§ SUPPLIED DATA:

▼▼▼

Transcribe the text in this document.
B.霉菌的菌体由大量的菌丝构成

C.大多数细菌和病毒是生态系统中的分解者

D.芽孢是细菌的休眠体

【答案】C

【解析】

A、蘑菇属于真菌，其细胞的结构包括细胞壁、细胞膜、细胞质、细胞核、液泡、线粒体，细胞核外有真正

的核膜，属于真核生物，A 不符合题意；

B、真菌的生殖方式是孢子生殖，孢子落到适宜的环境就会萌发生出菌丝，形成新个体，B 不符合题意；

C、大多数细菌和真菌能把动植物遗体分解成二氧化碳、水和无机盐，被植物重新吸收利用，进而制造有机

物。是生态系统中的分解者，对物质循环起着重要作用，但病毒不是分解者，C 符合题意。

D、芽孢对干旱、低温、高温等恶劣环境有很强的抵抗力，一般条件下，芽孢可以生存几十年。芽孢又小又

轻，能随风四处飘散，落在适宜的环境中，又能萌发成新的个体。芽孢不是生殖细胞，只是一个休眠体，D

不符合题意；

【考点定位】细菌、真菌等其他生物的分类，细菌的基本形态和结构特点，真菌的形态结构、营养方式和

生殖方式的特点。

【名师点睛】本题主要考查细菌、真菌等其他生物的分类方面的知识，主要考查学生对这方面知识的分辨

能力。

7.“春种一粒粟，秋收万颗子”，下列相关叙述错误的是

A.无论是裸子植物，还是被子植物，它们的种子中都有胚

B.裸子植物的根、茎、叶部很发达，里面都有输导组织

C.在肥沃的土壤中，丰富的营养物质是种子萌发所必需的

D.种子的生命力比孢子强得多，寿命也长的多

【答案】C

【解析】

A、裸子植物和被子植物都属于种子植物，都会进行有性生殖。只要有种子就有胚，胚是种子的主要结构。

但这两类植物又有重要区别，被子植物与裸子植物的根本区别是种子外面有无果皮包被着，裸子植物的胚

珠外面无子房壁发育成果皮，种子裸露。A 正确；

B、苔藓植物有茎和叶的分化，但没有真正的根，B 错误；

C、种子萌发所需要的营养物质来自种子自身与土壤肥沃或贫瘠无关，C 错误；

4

▲▲▲

Please repeat the listing exactly, with nothing left out.

Transcribe the text in this document.
B.霉菌的菌体由大量的菌丝构成

C.大多数细菌和病毒是生态系统中的分解者

D.芽孢是细菌的休眠体

【答案】C

【解析】

A、蘑菇属于真菌，其细胞的结构包括细胞壁、细胞膜、细胞质、细胞核、液泡、线粒体，细胞核外有真正

的核膜，属于真核生物，A 不符合题意；

B、真菌的生殖方式是孢子生殖，孢子落到适宜的环境就会萌发生出菌丝，形成新个体，B 不符合题意；

C、大多数细菌和真菌能把动植物遗体分解成二氧化碳、水和无机盐，被植物重新吸收利用，进而制造有机

物。是生态系统中的分解者，对物质循环起着重要作用，但病毒不是分解者，C 符合题意。

D、芽孢对干旱、低温、高温等恶劣环境有很强的抵抗力，一般条件下，芽孢可以生存几十年。芽孢又小又

轻，能随风四处飘散，落在适宜的环境中，又能萌发成新的个体。芽孢不是生殖细胞，只是一个休眠体，D

不符合题意；

【考点定位】细菌、真菌等其他生物的分类，细菌的基本形态和结构特点，真菌的形态结构、营养方式和

生殖方式的特点。

【名师点睛】本题主要考查细菌、真菌等其他生物的分类方面的知识，主要考查学生对这方面知识的分辨

能力。

7.“春种一粒粟，秋收万颗子”，下列相关叙述错误的是

A.无论是裸子植物，还是被子植物，它们的种子中都有胚

B.裸子植物的根、茎、叶部很发达，里面都有输导组织

C.在肥沃的土壤中，丰富的营养物质是种子萌发所必需的

D.种子的生命力比孢子强得多，寿命也长的多

【答案】C

【解析】

A、裸子植物和被子植物都属于种子植物，都会进行有性生殖。只要有种子就有胚，胚是种子的主要结构。

但这两类植物又有重要区别，被子植物与裸子植物的根本区别是种子外面有无果皮包被着，裸子植物的胚

珠外面无子房壁发育成果皮，种子裸露。A 正确；

B、苔藓植物有茎和叶的分化，但没有真正的根，B 错误；

C、种子萌发所需要的营养物质来自种子自身与土壤肥沃或贫瘠无关，C 错误；

4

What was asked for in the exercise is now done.